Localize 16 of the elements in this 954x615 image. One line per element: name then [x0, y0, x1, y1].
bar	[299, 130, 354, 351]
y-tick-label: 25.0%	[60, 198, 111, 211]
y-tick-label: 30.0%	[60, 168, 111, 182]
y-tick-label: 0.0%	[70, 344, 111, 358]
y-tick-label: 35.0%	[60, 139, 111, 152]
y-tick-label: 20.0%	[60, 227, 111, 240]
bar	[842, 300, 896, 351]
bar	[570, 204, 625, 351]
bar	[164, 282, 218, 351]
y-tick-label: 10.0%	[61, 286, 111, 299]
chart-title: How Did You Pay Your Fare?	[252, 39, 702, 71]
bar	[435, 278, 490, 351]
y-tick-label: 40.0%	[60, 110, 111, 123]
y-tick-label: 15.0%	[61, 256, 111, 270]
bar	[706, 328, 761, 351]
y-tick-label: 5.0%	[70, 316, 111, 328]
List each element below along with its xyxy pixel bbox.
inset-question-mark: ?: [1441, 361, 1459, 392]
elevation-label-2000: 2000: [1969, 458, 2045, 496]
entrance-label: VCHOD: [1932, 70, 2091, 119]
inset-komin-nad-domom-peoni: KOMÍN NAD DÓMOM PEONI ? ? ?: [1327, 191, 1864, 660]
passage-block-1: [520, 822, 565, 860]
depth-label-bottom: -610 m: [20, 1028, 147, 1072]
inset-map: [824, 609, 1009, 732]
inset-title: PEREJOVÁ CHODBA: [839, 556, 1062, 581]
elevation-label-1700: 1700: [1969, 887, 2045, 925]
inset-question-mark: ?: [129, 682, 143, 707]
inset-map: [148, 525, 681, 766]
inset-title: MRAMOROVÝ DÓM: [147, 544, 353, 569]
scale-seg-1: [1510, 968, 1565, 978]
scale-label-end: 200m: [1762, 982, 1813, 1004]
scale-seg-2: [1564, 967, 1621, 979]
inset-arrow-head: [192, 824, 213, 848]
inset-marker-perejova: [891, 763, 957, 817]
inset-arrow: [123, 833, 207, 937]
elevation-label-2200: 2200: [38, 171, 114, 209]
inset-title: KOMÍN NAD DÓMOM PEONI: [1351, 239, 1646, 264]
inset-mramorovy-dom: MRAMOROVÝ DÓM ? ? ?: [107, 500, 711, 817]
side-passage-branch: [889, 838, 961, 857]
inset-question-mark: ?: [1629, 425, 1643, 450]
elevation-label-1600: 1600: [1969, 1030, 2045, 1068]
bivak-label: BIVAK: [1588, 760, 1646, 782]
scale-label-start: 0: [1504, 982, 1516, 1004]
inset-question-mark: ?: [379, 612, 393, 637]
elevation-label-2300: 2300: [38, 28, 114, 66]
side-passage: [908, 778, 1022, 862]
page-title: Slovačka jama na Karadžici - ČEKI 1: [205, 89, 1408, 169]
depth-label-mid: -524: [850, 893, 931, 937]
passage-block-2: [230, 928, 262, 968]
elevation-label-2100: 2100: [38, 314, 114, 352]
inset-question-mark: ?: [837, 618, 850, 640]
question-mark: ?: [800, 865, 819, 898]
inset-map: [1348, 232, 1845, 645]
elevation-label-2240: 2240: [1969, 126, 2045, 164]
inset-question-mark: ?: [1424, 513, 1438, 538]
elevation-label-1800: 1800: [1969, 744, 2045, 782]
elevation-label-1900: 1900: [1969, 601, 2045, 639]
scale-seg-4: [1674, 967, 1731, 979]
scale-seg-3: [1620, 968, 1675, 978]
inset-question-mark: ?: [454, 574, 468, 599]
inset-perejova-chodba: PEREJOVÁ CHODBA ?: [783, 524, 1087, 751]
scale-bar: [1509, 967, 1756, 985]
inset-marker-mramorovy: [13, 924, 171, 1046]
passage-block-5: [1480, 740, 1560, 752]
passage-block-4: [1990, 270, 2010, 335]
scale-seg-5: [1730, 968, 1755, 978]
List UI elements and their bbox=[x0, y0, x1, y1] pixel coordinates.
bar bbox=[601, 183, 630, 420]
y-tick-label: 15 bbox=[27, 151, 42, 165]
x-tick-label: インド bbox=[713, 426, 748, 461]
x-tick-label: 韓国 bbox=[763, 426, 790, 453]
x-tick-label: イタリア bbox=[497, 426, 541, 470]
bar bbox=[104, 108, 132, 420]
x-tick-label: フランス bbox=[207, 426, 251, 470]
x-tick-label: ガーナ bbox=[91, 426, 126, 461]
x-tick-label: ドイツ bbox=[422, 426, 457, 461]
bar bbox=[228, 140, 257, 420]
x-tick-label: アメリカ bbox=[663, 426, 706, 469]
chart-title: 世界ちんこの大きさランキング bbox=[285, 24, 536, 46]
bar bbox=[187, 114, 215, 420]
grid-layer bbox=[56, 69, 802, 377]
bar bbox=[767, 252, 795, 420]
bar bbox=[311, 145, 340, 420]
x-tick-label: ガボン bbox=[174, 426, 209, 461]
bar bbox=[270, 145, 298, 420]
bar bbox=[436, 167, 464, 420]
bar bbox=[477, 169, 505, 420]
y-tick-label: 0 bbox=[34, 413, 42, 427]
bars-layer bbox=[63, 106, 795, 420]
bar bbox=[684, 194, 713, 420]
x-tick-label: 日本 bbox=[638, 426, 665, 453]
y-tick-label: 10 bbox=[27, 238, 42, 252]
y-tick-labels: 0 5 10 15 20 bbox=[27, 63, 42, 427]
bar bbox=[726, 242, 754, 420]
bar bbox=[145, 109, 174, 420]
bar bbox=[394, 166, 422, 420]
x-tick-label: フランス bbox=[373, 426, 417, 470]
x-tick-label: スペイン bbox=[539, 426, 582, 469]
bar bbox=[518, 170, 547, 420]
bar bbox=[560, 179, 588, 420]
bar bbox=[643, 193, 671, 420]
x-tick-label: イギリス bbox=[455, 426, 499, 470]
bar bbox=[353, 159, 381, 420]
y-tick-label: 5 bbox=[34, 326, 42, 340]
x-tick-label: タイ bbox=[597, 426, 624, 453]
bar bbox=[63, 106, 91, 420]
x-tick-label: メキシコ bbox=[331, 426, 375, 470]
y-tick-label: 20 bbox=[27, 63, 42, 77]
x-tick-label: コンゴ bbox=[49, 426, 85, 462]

#### Task to carry out
Count the lines in the rows above that contain the string "elevation", and reply with only that number.

#### Exercise solution
9